- THE PROBLEM -
Count every line in the entries that contains "panel". Report that count alone.

- MATERIAL SHOWN -

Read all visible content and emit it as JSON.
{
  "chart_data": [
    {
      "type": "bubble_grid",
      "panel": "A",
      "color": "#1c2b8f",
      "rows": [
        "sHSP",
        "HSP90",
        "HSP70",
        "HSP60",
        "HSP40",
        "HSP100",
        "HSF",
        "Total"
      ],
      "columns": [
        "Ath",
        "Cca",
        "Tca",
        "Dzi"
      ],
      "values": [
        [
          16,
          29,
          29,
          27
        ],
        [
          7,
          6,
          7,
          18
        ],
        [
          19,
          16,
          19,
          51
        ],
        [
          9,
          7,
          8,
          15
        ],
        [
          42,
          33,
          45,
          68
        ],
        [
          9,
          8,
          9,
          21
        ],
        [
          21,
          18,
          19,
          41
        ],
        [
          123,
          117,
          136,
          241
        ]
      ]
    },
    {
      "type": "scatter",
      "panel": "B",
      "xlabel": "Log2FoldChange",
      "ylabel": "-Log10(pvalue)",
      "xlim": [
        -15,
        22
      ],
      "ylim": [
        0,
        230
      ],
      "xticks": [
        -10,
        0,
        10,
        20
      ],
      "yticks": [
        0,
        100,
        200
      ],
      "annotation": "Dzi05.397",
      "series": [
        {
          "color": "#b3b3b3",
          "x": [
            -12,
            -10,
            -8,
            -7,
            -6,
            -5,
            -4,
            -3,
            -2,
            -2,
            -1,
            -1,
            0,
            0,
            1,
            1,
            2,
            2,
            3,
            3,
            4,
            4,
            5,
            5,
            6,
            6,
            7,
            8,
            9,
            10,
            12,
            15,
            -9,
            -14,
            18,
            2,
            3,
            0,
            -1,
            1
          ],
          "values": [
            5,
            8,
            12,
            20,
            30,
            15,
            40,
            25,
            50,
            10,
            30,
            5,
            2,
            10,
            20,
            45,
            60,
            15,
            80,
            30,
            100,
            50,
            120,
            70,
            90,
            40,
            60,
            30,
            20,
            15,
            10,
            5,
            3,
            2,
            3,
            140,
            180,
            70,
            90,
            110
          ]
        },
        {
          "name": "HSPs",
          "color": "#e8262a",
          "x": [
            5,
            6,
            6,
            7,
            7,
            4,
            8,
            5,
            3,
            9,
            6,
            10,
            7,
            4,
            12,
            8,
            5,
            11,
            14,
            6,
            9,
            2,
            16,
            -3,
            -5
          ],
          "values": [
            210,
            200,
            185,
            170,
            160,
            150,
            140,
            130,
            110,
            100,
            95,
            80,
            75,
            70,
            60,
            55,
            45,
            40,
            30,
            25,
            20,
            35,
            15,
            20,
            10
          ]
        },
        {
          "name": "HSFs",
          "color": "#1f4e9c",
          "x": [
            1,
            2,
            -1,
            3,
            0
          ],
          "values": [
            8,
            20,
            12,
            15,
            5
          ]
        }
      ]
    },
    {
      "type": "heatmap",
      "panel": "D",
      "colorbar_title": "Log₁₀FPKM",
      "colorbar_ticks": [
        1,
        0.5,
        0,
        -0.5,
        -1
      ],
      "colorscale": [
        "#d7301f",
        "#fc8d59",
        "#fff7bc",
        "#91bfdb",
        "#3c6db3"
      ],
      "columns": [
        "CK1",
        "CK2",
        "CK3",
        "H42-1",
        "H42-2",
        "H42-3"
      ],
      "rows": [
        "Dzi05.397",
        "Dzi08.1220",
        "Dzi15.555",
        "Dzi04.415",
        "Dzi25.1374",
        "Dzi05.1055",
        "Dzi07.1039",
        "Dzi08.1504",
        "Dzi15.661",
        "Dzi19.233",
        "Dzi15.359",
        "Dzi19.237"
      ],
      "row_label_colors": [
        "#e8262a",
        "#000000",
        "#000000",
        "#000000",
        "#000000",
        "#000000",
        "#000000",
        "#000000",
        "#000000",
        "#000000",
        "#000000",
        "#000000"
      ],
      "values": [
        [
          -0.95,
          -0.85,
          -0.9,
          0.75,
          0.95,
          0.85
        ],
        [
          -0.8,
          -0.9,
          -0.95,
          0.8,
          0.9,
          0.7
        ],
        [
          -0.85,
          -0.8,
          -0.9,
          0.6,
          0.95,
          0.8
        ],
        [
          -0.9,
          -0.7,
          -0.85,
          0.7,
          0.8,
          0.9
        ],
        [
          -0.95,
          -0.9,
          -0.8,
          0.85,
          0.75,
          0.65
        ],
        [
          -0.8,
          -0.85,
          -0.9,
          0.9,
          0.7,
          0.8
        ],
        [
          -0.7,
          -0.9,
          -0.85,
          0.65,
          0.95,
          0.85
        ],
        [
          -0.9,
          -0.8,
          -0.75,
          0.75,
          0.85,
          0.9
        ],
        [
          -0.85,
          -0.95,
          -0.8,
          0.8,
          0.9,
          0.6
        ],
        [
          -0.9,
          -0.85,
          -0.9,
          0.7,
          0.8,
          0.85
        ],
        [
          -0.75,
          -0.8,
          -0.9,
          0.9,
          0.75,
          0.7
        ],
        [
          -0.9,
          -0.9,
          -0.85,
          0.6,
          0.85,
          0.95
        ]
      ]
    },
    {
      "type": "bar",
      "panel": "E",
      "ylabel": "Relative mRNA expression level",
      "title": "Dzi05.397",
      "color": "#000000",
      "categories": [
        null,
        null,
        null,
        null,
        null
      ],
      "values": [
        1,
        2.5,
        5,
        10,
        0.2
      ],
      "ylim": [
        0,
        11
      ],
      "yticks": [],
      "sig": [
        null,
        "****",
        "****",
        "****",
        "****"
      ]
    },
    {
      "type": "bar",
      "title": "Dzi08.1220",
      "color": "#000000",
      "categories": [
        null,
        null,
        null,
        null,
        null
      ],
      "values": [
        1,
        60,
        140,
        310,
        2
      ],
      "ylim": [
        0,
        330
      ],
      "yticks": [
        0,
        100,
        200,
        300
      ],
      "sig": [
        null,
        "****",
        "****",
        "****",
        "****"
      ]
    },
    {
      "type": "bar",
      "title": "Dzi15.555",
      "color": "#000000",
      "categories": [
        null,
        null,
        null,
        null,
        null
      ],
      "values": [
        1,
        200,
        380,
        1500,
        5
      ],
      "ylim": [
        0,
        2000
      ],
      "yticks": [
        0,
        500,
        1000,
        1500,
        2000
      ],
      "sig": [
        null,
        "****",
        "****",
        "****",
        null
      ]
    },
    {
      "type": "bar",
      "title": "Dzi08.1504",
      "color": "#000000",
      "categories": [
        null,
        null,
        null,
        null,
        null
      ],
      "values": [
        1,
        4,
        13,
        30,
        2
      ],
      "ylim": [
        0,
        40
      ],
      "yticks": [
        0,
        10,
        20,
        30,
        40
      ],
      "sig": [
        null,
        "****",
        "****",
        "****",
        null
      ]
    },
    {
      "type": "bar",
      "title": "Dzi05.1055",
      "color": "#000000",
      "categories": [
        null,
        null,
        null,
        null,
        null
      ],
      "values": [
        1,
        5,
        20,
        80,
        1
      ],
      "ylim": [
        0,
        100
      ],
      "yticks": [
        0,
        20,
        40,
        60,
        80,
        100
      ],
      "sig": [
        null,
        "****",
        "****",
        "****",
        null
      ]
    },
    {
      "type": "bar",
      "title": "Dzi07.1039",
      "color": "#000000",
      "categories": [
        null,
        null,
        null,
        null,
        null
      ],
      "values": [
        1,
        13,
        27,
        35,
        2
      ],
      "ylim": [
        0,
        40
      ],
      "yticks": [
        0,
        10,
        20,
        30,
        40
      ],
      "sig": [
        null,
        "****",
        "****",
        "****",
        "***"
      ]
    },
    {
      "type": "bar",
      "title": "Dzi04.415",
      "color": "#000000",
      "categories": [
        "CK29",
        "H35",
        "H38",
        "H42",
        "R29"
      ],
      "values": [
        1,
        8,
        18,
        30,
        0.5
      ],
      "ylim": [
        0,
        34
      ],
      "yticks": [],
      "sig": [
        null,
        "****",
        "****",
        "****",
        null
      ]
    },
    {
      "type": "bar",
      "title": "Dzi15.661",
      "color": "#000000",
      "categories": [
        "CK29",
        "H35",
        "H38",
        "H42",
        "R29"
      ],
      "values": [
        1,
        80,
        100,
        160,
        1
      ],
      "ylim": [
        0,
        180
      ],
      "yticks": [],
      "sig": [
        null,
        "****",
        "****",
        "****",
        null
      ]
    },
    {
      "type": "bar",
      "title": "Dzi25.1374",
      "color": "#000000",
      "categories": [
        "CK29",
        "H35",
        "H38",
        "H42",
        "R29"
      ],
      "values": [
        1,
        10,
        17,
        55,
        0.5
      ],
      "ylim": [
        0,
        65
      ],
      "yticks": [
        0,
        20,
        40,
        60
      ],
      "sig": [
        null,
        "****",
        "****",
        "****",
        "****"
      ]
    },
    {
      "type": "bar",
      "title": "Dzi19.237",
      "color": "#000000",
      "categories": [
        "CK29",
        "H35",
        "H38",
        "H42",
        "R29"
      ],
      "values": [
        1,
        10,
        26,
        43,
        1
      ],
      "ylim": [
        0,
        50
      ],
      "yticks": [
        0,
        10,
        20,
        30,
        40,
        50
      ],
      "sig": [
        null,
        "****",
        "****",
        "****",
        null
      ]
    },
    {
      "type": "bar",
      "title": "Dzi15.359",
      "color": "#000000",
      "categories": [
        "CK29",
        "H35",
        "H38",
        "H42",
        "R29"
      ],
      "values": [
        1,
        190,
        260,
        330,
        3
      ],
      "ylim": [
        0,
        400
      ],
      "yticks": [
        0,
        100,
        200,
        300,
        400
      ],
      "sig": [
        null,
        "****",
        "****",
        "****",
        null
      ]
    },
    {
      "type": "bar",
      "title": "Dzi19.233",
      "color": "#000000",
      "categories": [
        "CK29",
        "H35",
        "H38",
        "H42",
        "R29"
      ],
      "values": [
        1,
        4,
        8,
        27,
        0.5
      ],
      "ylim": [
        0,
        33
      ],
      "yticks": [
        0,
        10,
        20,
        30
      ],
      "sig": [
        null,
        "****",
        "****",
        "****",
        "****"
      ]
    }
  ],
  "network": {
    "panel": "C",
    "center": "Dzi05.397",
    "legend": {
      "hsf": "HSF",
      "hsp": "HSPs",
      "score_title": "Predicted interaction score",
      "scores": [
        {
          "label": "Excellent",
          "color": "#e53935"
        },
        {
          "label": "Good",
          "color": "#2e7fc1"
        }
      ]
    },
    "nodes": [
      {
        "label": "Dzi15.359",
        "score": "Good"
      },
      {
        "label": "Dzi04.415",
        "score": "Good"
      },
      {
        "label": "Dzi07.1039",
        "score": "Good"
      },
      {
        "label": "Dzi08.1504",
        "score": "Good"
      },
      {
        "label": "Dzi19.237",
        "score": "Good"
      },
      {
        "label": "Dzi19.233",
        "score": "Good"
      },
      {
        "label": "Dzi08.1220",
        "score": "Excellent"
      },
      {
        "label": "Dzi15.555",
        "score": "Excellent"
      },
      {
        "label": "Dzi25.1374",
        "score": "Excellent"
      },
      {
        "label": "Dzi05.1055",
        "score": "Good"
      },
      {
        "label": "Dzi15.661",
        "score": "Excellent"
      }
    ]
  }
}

- EXERCISE SOLUTION -
5